Requirement ->
Carry none of the pictures over; set down the material below exactly.

Figure data in JSON ->
--------------------------------

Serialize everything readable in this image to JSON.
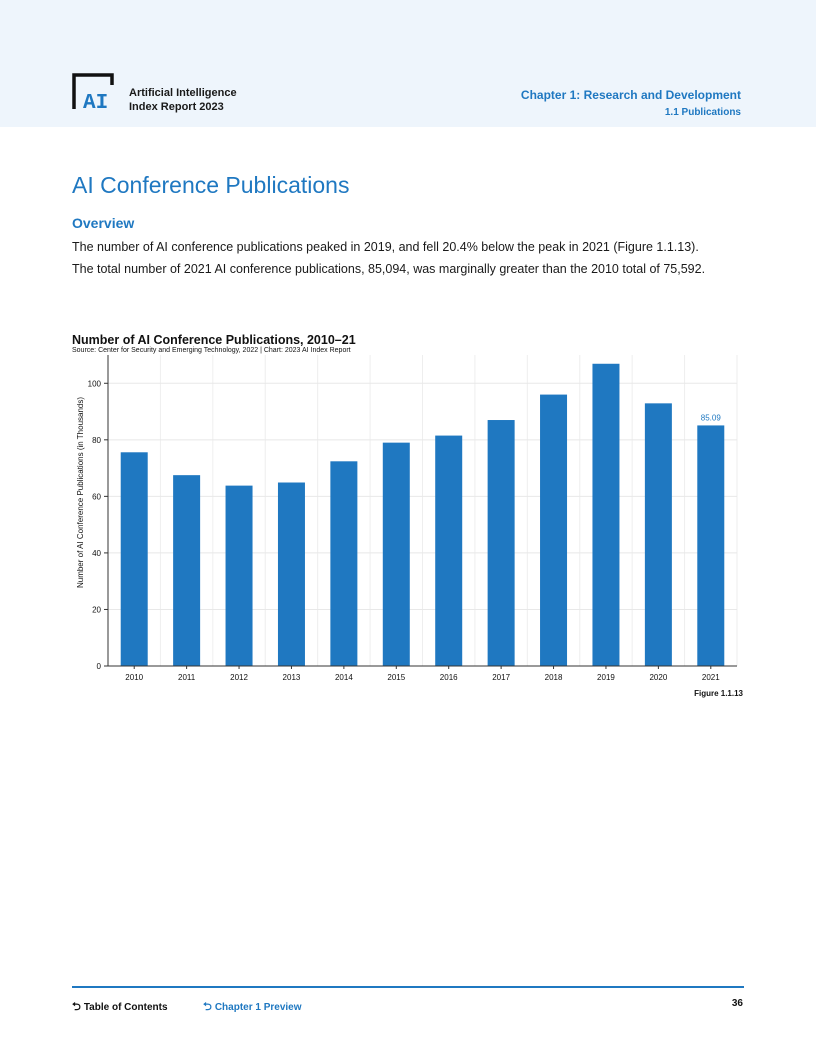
{
  "header": {
    "logo_lines": [
      "Artificial Intelligence",
      "Index Report 2023"
    ],
    "chapter": "Chapter 1: Research and Development",
    "section": "1.1 Publications"
  },
  "page": {
    "title": "AI Conference Publications",
    "overview_heading": "Overview",
    "paragraph_lines": [
      "The number of AI conference publications peaked in 2019, and fell 20.4% below the peak in 2021 (Figure 1.1.13).",
      "The total number of 2021 AI conference publications, 85,094, was marginally greater than the 2010 total of 75,592."
    ],
    "figure_label": "Figure 1.1.13"
  },
  "chart_data": {
    "type": "bar",
    "title": "Number of AI Conference Publications, 2010–21",
    "source": "Source: Center for Security and Emerging Technology, 2022 | Chart: 2023 AI Index Report",
    "xlabel": "",
    "ylabel": "Number of AI Conference Publications (in Thousands)",
    "categories": [
      "2010",
      "2011",
      "2012",
      "2013",
      "2014",
      "2015",
      "2016",
      "2017",
      "2018",
      "2019",
      "2020",
      "2021"
    ],
    "values": [
      75.59,
      67.5,
      63.8,
      64.9,
      72.4,
      79.0,
      81.5,
      87.0,
      96.0,
      106.9,
      92.9,
      85.09
    ],
    "data_labels": [
      {
        "category": "2021",
        "text": "85.09"
      }
    ],
    "yticks": [
      0,
      20,
      40,
      60,
      80,
      100
    ],
    "ylim": [
      0,
      110
    ],
    "grid": true,
    "bar_color": "#1f78c1"
  },
  "footer": {
    "toc": "Table of Contents",
    "preview": "Chapter 1 Preview",
    "page_number": "36",
    "link_icon": "return-arrow-icon"
  }
}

--------------------------------

Correct answer ->
Serialize everything readable in this image to JSON.
{
  "header": {
    "logo_lines": [
      "Artificial Intelligence",
      "Index Report 2023"
    ],
    "chapter": "Chapter 1: Research and Development",
    "section": "1.1 Publications"
  },
  "page": {
    "title": "AI Conference Publications",
    "overview_heading": "Overview",
    "paragraph_lines": [
      "The number of AI conference publications peaked in 2019, and fell 20.4% below the peak in 2021 (Figure 1.1.13).",
      "The total number of 2021 AI conference publications, 85,094, was marginally greater than the 2010 total of 75,592."
    ],
    "figure_label": "Figure 1.1.13"
  },
  "chart_data": {
    "type": "bar",
    "title": "Number of AI Conference Publications, 2010–21",
    "source": "Source: Center for Security and Emerging Technology, 2022 | Chart: 2023 AI Index Report",
    "xlabel": "",
    "ylabel": "Number of AI Conference Publications (in Thousands)",
    "categories": [
      "2010",
      "2011",
      "2012",
      "2013",
      "2014",
      "2015",
      "2016",
      "2017",
      "2018",
      "2019",
      "2020",
      "2021"
    ],
    "values": [
      75.59,
      67.5,
      63.8,
      64.9,
      72.4,
      79.0,
      81.5,
      87.0,
      96.0,
      106.9,
      92.9,
      85.09
    ],
    "data_labels": [
      {
        "category": "2021",
        "text": "85.09"
      }
    ],
    "yticks": [
      0,
      20,
      40,
      60,
      80,
      100
    ],
    "ylim": [
      0,
      110
    ],
    "grid": true,
    "bar_color": "#1f78c1"
  },
  "footer": {
    "toc": "Table of Contents",
    "preview": "Chapter 1 Preview",
    "page_number": "36",
    "link_icon": "return-arrow-icon"
  }
}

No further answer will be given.